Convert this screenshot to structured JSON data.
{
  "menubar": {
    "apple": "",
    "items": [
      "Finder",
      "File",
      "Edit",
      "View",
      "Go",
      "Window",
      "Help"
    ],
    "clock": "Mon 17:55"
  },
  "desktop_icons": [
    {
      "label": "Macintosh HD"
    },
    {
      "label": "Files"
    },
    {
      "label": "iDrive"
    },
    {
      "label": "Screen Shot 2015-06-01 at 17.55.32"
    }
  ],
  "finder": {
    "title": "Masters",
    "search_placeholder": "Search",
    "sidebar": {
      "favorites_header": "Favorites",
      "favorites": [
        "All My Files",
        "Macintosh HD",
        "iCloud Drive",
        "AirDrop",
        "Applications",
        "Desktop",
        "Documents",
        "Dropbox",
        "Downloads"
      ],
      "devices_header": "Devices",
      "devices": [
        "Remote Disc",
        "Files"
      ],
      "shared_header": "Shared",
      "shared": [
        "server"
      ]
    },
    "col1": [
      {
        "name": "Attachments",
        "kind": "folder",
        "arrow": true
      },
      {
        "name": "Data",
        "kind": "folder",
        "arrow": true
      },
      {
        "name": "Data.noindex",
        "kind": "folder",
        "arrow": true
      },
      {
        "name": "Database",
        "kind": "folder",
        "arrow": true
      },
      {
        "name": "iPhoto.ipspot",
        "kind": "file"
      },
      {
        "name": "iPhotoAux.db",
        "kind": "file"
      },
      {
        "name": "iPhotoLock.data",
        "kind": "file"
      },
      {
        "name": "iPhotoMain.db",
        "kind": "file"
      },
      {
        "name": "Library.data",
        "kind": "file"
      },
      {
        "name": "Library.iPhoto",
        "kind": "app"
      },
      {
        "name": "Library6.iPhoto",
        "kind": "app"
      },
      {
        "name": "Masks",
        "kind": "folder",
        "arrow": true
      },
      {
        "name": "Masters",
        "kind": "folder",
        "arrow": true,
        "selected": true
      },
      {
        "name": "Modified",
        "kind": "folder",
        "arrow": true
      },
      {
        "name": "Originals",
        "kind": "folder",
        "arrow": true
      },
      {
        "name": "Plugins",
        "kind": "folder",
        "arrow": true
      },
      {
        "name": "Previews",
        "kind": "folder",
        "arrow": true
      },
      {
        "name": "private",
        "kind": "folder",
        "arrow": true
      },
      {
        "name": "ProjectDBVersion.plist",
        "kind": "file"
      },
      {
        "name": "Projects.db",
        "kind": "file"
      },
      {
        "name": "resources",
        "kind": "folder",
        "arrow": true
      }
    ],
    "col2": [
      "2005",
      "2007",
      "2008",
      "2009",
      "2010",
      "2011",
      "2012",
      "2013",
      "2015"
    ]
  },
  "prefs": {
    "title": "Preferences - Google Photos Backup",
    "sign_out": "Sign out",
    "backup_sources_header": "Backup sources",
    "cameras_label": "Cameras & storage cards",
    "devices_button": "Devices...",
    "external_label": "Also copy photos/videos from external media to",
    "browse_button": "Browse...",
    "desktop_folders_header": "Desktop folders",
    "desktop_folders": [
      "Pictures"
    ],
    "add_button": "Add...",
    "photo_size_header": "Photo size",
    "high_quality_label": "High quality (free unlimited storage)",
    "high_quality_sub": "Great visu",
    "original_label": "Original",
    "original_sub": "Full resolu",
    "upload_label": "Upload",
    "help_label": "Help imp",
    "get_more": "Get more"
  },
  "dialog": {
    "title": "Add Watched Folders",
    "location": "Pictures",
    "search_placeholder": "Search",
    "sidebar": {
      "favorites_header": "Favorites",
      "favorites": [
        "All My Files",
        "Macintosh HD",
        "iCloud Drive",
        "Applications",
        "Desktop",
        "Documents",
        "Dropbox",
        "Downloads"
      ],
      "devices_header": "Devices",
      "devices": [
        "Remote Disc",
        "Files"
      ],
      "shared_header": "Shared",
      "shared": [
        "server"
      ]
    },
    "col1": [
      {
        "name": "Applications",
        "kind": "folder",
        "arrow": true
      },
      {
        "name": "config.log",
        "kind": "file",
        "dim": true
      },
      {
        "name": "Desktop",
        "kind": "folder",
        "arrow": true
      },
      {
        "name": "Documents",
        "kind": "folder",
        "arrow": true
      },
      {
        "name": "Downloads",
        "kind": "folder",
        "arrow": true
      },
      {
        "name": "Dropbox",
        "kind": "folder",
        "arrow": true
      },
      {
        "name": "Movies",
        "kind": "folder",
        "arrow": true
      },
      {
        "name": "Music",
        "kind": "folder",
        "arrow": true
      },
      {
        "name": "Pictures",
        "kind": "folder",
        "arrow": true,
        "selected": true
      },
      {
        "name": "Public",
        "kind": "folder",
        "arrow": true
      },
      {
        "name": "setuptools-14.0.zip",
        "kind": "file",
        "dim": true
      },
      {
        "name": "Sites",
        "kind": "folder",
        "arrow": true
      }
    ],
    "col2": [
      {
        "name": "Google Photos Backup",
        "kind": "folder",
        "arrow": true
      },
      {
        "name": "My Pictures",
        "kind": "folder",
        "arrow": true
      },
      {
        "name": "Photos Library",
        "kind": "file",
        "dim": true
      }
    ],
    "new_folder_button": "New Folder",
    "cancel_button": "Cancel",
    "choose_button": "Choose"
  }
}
# # # # # # #
Prompt: Extract each entry in full and write it down exactly.

Result below:
Convert this screenshot to structured JSON data.
{
  "menubar": {
    "apple": "",
    "items": [
      "Finder",
      "File",
      "Edit",
      "View",
      "Go",
      "Window",
      "Help"
    ],
    "clock": "Mon 17:55"
  },
  "desktop_icons": [
    {
      "label": "Macintosh HD"
    },
    {
      "label": "Files"
    },
    {
      "label": "iDrive"
    },
    {
      "label": "Screen Shot 2015-06-01 at 17.55.32"
    }
  ],
  "finder": {
    "title": "Masters",
    "search_placeholder": "Search",
    "sidebar": {
      "favorites_header": "Favorites",
      "favorites": [
        "All My Files",
        "Macintosh HD",
        "iCloud Drive",
        "AirDrop",
        "Applications",
        "Desktop",
        "Documents",
        "Dropbox",
        "Downloads"
      ],
      "devices_header": "Devices",
      "devices": [
        "Remote Disc",
        "Files"
      ],
      "shared_header": "Shared",
      "shared": [
        "server"
      ]
    },
    "col1": [
      {
        "name": "Attachments",
        "kind": "folder",
        "arrow": true
      },
      {
        "name": "Data",
        "kind": "folder",
        "arrow": true
      },
      {
        "name": "Data.noindex",
        "kind": "folder",
        "arrow": true
      },
      {
        "name": "Database",
        "kind": "folder",
        "arrow": true
      },
      {
        "name": "iPhoto.ipspot",
        "kind": "file"
      },
      {
        "name": "iPhotoAux.db",
        "kind": "file"
      },
      {
        "name": "iPhotoLock.data",
        "kind": "file"
      },
      {
        "name": "iPhotoMain.db",
        "kind": "file"
      },
      {
        "name": "Library.data",
        "kind": "file"
      },
      {
        "name": "Library.iPhoto",
        "kind": "app"
      },
      {
        "name": "Library6.iPhoto",
        "kind": "app"
      },
      {
        "name": "Masks",
        "kind": "folder",
        "arrow": true
      },
      {
        "name": "Masters",
        "kind": "folder",
        "arrow": true,
        "selected": true
      },
      {
        "name": "Modified",
        "kind": "folder",
        "arrow": true
      },
      {
        "name": "Originals",
        "kind": "folder",
        "arrow": true
      },
      {
        "name": "Plugins",
        "kind": "folder",
        "arrow": true
      },
      {
        "name": "Previews",
        "kind": "folder",
        "arrow": true
      },
      {
        "name": "private",
        "kind": "folder",
        "arrow": true
      },
      {
        "name": "ProjectDBVersion.plist",
        "kind": "file"
      },
      {
        "name": "Projects.db",
        "kind": "file"
      },
      {
        "name": "resources",
        "kind": "folder",
        "arrow": true
      }
    ],
    "col2": [
      "2005",
      "2007",
      "2008",
      "2009",
      "2010",
      "2011",
      "2012",
      "2013",
      "2015"
    ]
  },
  "prefs": {
    "title": "Preferences - Google Photos Backup",
    "sign_out": "Sign out",
    "backup_sources_header": "Backup sources",
    "cameras_label": "Cameras & storage cards",
    "devices_button": "Devices...",
    "external_label": "Also copy photos/videos from external media to",
    "browse_button": "Browse...",
    "desktop_folders_header": "Desktop folders",
    "desktop_folders": [
      "Pictures"
    ],
    "add_button": "Add...",
    "photo_size_header": "Photo size",
    "high_quality_label": "High quality (free unlimited storage)",
    "high_quality_sub": "Great visu",
    "original_label": "Original",
    "original_sub": "Full resolu",
    "upload_label": "Upload",
    "help_label": "Help imp",
    "get_more": "Get more"
  },
  "dialog": {
    "title": "Add Watched Folders",
    "location": "Pictures",
    "search_placeholder": "Search",
    "sidebar": {
      "favorites_header": "Favorites",
      "favorites": [
        "All My Files",
        "Macintosh HD",
        "iCloud Drive",
        "Applications",
        "Desktop",
        "Documents",
        "Dropbox",
        "Downloads"
      ],
      "devices_header": "Devices",
      "devices": [
        "Remote Disc",
        "Files"
      ],
      "shared_header": "Shared",
      "shared": [
        "server"
      ]
    },
    "col1": [
      {
        "name": "Applications",
        "kind": "folder",
        "arrow": true
      },
      {
        "name": "config.log",
        "kind": "file",
        "dim": true
      },
      {
        "name": "Desktop",
        "kind": "folder",
        "arrow": true
      },
      {
        "name": "Documents",
        "kind": "folder",
        "arrow": true
      },
      {
        "name": "Downloads",
        "kind": "folder",
        "arrow": true
      },
      {
        "name": "Dropbox",
        "kind": "folder",
        "arrow": true
      },
      {
        "name": "Movies",
        "kind": "folder",
        "arrow": true
      },
      {
        "name": "Music",
        "kind": "folder",
        "arrow": true
      },
      {
        "name": "Pictures",
        "kind": "folder",
        "arrow": true,
        "selected": true
      },
      {
        "name": "Public",
        "kind": "folder",
        "arrow": true
      },
      {
        "name": "setuptools-14.0.zip",
        "kind": "file",
        "dim": true
      },
      {
        "name": "Sites",
        "kind": "folder",
        "arrow": true
      }
    ],
    "col2": [
      {
        "name": "Google Photos Backup",
        "kind": "folder",
        "arrow": true
      },
      {
        "name": "My Pictures",
        "kind": "folder",
        "arrow": true
      },
      {
        "name": "Photos Library",
        "kind": "file",
        "dim": true
      }
    ],
    "new_folder_button": "New Folder",
    "cancel_button": "Cancel",
    "choose_button": "Choose"
  }
}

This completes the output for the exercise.